_GIVEN REQUEST_
Using the listing below, extract each line that has the word "cemeteries" in it.

--- THE INPUT ---

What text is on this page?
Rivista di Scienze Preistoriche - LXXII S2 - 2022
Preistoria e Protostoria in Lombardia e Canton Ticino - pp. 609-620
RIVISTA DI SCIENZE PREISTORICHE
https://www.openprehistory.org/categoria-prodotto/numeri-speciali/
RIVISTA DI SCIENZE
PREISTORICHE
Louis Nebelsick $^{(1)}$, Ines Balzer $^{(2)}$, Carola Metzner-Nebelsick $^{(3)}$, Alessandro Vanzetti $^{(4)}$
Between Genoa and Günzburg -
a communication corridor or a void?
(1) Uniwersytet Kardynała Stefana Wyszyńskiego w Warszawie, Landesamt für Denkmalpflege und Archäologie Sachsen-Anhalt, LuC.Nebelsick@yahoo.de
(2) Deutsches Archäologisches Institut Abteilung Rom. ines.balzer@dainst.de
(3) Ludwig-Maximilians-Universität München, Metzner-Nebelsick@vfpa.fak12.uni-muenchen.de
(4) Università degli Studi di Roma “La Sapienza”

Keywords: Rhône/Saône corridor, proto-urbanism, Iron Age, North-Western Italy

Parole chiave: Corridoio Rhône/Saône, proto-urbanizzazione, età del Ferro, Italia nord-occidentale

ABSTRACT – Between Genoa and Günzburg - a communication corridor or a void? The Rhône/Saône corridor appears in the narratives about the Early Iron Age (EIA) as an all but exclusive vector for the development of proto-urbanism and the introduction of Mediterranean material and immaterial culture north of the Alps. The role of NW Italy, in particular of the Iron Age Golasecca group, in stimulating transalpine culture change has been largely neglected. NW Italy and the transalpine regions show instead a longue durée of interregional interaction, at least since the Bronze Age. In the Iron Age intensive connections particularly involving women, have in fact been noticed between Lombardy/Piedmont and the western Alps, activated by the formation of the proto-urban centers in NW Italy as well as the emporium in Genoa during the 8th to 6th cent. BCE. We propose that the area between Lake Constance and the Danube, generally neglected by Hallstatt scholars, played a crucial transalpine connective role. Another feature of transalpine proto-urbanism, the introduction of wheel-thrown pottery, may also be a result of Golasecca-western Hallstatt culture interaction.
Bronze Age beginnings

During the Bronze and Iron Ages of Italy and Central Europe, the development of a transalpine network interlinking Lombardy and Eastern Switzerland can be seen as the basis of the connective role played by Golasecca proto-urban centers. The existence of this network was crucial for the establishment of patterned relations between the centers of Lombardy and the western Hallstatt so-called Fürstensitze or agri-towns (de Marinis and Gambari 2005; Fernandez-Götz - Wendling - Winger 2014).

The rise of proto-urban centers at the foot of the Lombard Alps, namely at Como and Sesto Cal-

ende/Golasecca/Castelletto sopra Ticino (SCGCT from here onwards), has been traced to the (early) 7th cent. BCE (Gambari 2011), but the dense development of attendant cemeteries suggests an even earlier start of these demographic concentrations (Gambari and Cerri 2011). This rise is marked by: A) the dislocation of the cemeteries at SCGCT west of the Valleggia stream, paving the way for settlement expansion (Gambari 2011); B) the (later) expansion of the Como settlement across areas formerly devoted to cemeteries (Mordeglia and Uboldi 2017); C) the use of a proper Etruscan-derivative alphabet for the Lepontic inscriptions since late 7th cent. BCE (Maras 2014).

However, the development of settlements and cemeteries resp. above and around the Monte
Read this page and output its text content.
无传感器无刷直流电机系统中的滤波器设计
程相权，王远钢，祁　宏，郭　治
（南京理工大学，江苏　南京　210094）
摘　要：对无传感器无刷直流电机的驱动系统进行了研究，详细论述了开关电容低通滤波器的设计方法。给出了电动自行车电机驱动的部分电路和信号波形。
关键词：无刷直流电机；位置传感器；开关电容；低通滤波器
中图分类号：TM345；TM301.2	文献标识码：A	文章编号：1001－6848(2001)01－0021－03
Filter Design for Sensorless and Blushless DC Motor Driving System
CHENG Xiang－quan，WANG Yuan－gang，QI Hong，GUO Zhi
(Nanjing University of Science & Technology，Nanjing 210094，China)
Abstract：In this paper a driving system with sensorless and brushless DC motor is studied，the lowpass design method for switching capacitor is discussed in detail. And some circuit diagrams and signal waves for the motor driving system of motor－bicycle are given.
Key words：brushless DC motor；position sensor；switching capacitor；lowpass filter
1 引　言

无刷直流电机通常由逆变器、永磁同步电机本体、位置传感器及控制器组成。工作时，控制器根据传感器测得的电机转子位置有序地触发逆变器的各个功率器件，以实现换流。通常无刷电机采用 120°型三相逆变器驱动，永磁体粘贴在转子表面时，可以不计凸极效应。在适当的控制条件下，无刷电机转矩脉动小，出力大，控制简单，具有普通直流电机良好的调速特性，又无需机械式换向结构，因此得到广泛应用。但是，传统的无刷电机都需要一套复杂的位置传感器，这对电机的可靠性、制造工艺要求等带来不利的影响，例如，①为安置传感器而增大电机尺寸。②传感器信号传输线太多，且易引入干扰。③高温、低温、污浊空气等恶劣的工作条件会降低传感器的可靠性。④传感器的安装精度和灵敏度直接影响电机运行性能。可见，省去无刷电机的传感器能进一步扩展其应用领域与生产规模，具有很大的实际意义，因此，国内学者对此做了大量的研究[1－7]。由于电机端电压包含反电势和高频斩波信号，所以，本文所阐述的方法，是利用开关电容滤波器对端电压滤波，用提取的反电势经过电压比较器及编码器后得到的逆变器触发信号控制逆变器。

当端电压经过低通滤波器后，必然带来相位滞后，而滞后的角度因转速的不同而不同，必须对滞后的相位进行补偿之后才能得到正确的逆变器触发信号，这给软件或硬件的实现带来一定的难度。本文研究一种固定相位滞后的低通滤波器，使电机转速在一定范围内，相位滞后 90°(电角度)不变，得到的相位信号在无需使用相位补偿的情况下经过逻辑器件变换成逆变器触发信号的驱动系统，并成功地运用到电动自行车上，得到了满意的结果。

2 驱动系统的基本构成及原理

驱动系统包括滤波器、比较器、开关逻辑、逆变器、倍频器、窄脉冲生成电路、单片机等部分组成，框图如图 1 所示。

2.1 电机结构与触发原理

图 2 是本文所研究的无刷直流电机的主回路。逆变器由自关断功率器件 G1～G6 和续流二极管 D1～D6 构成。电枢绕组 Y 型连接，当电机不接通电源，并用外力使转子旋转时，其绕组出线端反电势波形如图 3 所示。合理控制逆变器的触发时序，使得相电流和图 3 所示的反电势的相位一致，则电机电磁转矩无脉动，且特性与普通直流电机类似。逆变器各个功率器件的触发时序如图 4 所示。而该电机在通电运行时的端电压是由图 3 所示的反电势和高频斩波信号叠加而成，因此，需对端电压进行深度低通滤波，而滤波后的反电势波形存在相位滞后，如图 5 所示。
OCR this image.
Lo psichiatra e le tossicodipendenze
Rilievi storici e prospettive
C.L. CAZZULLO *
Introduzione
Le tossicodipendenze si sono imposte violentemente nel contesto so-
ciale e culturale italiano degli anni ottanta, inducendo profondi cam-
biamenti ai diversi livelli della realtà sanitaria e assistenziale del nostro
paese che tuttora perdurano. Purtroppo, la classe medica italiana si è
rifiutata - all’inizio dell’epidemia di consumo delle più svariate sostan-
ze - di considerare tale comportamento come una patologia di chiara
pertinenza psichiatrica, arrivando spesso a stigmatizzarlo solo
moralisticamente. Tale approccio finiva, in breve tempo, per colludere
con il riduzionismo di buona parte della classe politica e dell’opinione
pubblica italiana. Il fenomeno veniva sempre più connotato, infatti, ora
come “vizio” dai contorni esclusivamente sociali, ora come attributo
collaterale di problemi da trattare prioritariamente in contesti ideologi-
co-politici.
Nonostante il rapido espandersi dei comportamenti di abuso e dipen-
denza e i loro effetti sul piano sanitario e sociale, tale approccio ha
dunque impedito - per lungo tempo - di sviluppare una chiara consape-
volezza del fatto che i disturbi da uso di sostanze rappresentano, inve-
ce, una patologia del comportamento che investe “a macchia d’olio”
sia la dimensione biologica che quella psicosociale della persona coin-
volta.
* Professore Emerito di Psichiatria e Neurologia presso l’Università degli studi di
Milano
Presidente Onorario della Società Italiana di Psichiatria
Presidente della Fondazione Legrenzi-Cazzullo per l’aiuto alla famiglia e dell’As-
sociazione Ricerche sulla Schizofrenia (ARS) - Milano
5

---

_FULL OUTPUT_
ende/Golasecca/Castelletto sopra Ticino (SCGCT from here onwards), has been traced to the (early) 7th cent. BCE (Gambari 2011), but the dense development of attendant cemeteries suggests an even earlier start of these demographic concentrations (Gambari and Cerri 2011). This rise is marked by: A) the dislocation of the cemeteries at SCGCT west of the Valleggia stream, paving the way for settlement expansion (Gambari 2011); B) the (later) expansion of the Como settlement across areas formerly devoted to cemeteries (Mordeglia and Uboldi 2017); C) the use of a proper Etruscan-derivative alphabet for the Lepontic inscriptions since late 7th cent. BCE (Maras 2014).
However, the development of settlements and cemeteries resp. above and around the Monte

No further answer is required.